### Direction
Render every entry verbatim.

Start of Data extract

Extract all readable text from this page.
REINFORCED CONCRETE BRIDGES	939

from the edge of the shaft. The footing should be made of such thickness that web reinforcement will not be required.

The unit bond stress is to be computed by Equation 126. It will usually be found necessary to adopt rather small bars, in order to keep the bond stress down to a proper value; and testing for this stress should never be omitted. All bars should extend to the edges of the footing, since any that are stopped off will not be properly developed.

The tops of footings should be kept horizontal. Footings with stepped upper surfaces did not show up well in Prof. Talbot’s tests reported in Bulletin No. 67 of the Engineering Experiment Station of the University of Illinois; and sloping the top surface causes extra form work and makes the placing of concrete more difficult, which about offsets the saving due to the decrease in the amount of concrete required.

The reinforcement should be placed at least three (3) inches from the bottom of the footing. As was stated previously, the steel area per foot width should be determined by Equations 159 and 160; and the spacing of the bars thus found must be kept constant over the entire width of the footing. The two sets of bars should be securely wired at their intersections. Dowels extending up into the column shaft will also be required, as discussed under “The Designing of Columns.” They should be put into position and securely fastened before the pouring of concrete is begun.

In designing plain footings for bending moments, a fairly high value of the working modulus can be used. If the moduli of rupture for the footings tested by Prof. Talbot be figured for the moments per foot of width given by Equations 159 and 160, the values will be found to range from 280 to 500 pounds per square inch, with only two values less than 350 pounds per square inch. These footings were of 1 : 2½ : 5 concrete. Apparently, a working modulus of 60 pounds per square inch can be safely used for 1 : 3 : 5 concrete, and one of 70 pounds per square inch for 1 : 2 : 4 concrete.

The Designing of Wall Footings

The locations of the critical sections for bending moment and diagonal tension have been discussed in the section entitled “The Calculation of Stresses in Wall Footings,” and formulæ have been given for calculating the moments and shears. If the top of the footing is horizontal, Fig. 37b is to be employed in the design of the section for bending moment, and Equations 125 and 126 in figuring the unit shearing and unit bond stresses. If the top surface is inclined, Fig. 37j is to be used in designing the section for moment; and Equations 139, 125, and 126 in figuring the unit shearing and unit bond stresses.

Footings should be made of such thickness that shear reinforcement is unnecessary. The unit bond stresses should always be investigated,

End of Data extract

### Response to the exercise
Extract all readable text from this page.
REINFORCED CONCRETE BRIDGES	939

from the edge of the shaft. The footing should be made of such thickness that web reinforcement will not be required.

The unit bond stress is to be computed by Equation 126. It will usually be found necessary to adopt rather small bars, in order to keep the bond stress down to a proper value; and testing for this stress should never be omitted. All bars should extend to the edges of the footing, since any that are stopped off will not be properly developed.

The tops of footings should be kept horizontal. Footings with stepped upper surfaces did not show up well in Prof. Talbot’s tests reported in Bulletin No. 67 of the Engineering Experiment Station of the University of Illinois; and sloping the top surface causes extra form work and makes the placing of concrete more difficult, which about offsets the saving due to the decrease in the amount of concrete required.

The reinforcement should be placed at least three (3) inches from the bottom of the footing. As was stated previously, the steel area per foot width should be determined by Equations 159 and 160; and the spacing of the bars thus found must be kept constant over the entire width of the footing. The two sets of bars should be securely wired at their intersections. Dowels extending up into the column shaft will also be required, as discussed under “The Designing of Columns.” They should be put into position and securely fastened before the pouring of concrete is begun.

In designing plain footings for bending moments, a fairly high value of the working modulus can be used. If the moduli of rupture for the footings tested by Prof. Talbot be figured for the moments per foot of width given by Equations 159 and 160, the values will be found to range from 280 to 500 pounds per square inch, with only two values less than 350 pounds per square inch. These footings were of 1 : 2½ : 5 concrete. Apparently, a working modulus of 60 pounds per square inch can be safely used for 1 : 3 : 5 concrete, and one of 70 pounds per square inch for 1 : 2 : 4 concrete.

The Designing of Wall Footings

The locations of the critical sections for bending moment and diagonal tension have been discussed in the section entitled “The Calculation of Stresses in Wall Footings,” and formulæ have been given for calculating the moments and shears. If the top of the footing is horizontal, Fig. 37b is to be employed in the design of the section for bending moment, and Equations 125 and 126 in figuring the unit shearing and unit bond stresses. If the top surface is inclined, Fig. 37j is to be used in designing the section for moment; and Equations 139, 125, and 126 in figuring the unit shearing and unit bond stresses.

Footings should be made of such thickness that shear reinforcement is unnecessary. The unit bond stresses should always be investigated,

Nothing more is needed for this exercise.